▸ Written exercise
Would you copy out the whole listing exactly as given?

Items from a figure collection
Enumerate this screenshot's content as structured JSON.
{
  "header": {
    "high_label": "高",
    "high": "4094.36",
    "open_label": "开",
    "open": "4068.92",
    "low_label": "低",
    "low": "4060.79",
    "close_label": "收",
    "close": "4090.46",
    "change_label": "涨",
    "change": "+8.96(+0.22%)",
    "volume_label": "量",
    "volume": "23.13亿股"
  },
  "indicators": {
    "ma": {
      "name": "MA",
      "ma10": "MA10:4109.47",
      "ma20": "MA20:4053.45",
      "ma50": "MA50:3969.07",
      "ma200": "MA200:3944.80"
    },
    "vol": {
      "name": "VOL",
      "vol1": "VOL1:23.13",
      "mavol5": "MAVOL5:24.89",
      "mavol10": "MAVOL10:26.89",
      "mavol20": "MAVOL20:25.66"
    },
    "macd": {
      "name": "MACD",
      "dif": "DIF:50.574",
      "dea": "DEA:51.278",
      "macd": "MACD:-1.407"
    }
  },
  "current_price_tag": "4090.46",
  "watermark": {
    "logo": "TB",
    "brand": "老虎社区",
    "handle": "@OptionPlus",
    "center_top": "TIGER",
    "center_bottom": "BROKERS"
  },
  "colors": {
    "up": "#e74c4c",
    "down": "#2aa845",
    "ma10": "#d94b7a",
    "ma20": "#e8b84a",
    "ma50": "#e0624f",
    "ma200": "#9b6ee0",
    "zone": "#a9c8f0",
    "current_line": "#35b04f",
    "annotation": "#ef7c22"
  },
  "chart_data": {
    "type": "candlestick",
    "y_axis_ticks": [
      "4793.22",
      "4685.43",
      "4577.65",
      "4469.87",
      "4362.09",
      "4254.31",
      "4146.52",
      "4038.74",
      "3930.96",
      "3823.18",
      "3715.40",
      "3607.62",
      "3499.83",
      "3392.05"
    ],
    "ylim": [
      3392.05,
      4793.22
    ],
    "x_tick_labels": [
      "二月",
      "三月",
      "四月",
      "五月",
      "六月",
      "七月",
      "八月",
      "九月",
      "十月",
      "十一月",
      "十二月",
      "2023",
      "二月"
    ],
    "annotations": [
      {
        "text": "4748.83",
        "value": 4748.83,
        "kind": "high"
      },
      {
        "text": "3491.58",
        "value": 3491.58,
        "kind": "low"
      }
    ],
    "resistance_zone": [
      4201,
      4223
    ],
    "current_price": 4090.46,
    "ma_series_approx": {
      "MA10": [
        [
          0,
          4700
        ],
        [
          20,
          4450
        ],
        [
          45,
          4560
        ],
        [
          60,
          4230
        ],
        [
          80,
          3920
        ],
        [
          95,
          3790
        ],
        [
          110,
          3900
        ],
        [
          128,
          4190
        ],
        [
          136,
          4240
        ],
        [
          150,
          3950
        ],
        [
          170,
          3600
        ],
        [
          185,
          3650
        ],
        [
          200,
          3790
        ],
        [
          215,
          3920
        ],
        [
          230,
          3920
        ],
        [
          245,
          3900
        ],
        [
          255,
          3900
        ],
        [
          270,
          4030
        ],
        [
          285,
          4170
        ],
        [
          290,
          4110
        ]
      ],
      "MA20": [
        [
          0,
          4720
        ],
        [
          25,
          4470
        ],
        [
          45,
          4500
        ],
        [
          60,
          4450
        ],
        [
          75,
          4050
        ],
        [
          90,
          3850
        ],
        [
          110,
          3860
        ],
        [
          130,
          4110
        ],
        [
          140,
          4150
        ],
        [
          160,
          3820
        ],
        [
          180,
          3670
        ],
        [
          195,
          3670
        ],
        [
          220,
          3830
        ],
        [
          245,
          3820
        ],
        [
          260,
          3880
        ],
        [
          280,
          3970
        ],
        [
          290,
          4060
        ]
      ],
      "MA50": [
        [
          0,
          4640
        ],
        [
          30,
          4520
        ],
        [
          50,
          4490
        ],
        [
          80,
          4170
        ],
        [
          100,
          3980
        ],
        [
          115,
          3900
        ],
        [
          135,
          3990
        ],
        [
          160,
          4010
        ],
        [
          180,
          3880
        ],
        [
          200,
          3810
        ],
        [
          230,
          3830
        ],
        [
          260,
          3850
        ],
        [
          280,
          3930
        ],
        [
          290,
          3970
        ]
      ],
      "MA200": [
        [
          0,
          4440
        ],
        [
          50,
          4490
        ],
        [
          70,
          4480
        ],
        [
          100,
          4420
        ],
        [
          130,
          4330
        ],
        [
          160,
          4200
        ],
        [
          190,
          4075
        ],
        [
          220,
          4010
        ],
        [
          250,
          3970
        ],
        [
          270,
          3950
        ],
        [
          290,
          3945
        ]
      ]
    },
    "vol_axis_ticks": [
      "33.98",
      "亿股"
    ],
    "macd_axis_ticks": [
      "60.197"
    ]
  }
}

▸ Solution for this exercise
Enumerate this screenshot's content as structured JSON.
{
  "header": {
    "high_label": "高",
    "high": "4094.36",
    "open_label": "开",
    "open": "4068.92",
    "low_label": "低",
    "low": "4060.79",
    "close_label": "收",
    "close": "4090.46",
    "change_label": "涨",
    "change": "+8.96(+0.22%)",
    "volume_label": "量",
    "volume": "23.13亿股"
  },
  "indicators": {
    "ma": {
      "name": "MA",
      "ma10": "MA10:4109.47",
      "ma20": "MA20:4053.45",
      "ma50": "MA50:3969.07",
      "ma200": "MA200:3944.80"
    },
    "vol": {
      "name": "VOL",
      "vol1": "VOL1:23.13",
      "mavol5": "MAVOL5:24.89",
      "mavol10": "MAVOL10:26.89",
      "mavol20": "MAVOL20:25.66"
    },
    "macd": {
      "name": "MACD",
      "dif": "DIF:50.574",
      "dea": "DEA:51.278",
      "macd": "MACD:-1.407"
    }
  },
  "current_price_tag": "4090.46",
  "watermark": {
    "logo": "TB",
    "brand": "老虎社区",
    "handle": "@OptionPlus",
    "center_top": "TIGER",
    "center_bottom": "BROKERS"
  },
  "colors": {
    "up": "#e74c4c",
    "down": "#2aa845",
    "ma10": "#d94b7a",
    "ma20": "#e8b84a",
    "ma50": "#e0624f",
    "ma200": "#9b6ee0",
    "zone": "#a9c8f0",
    "current_line": "#35b04f",
    "annotation": "#ef7c22"
  },
  "chart_data": {
    "type": "candlestick",
    "y_axis_ticks": [
      "4793.22",
      "4685.43",
      "4577.65",
      "4469.87",
      "4362.09",
      "4254.31",
      "4146.52",
      "4038.74",
      "3930.96",
      "3823.18",
      "3715.40",
      "3607.62",
      "3499.83",
      "3392.05"
    ],
    "ylim": [
      3392.05,
      4793.22
    ],
    "x_tick_labels": [
      "二月",
      "三月",
      "四月",
      "五月",
      "六月",
      "七月",
      "八月",
      "九月",
      "十月",
      "十一月",
      "十二月",
      "2023",
      "二月"
    ],
    "annotations": [
      {
        "text": "4748.83",
        "value": 4748.83,
        "kind": "high"
      },
      {
        "text": "3491.58",
        "value": 3491.58,
        "kind": "low"
      }
    ],
    "resistance_zone": [
      4201,
      4223
    ],
    "current_price": 4090.46,
    "ma_series_approx": {
      "MA10": [
        [
          0,
          4700
        ],
        [
          20,
          4450
        ],
        [
          45,
          4560
        ],
        [
          60,
          4230
        ],
        [
          80,
          3920
        ],
        [
          95,
          3790
        ],
        [
          110,
          3900
        ],
        [
          128,
          4190
        ],
        [
          136,
          4240
        ],
        [
          150,
          3950
        ],
        [
          170,
          3600
        ],
        [
          185,
          3650
        ],
        [
          200,
          3790
        ],
        [
          215,
          3920
        ],
        [
          230,
          3920
        ],
        [
          245,
          3900
        ],
        [
          255,
          3900
        ],
        [
          270,
          4030
        ],
        [
          285,
          4170
        ],
        [
          290,
          4110
        ]
      ],
      "MA20": [
        [
          0,
          4720
        ],
        [
          25,
          4470
        ],
        [
          45,
          4500
        ],
        [
          60,
          4450
        ],
        [
          75,
          4050
        ],
        [
          90,
          3850
        ],
        [
          110,
          3860
        ],
        [
          130,
          4110
        ],
        [
          140,
          4150
        ],
        [
          160,
          3820
        ],
        [
          180,
          3670
        ],
        [
          195,
          3670
        ],
        [
          220,
          3830
        ],
        [
          245,
          3820
        ],
        [
          260,
          3880
        ],
        [
          280,
          3970
        ],
        [
          290,
          4060
        ]
      ],
      "MA50": [
        [
          0,
          4640
        ],
        [
          30,
          4520
        ],
        [
          50,
          4490
        ],
        [
          80,
          4170
        ],
        [
          100,
          3980
        ],
        [
          115,
          3900
        ],
        [
          135,
          3990
        ],
        [
          160,
          4010
        ],
        [
          180,
          3880
        ],
        [
          200,
          3810
        ],
        [
          230,
          3830
        ],
        [
          260,
          3850
        ],
        [
          280,
          3930
        ],
        [
          290,
          3970
        ]
      ],
      "MA200": [
        [
          0,
          4440
        ],
        [
          50,
          4490
        ],
        [
          70,
          4480
        ],
        [
          100,
          4420
        ],
        [
          130,
          4330
        ],
        [
          160,
          4200
        ],
        [
          190,
          4075
        ],
        [
          220,
          4010
        ],
        [
          250,
          3970
        ],
        [
          270,
          3950
        ],
        [
          290,
          3945
        ]
      ]
    },
    "vol_axis_ticks": [
      "33.98",
      "亿股"
    ],
    "macd_axis_ticks": [
      "60.197"
    ]
  }
}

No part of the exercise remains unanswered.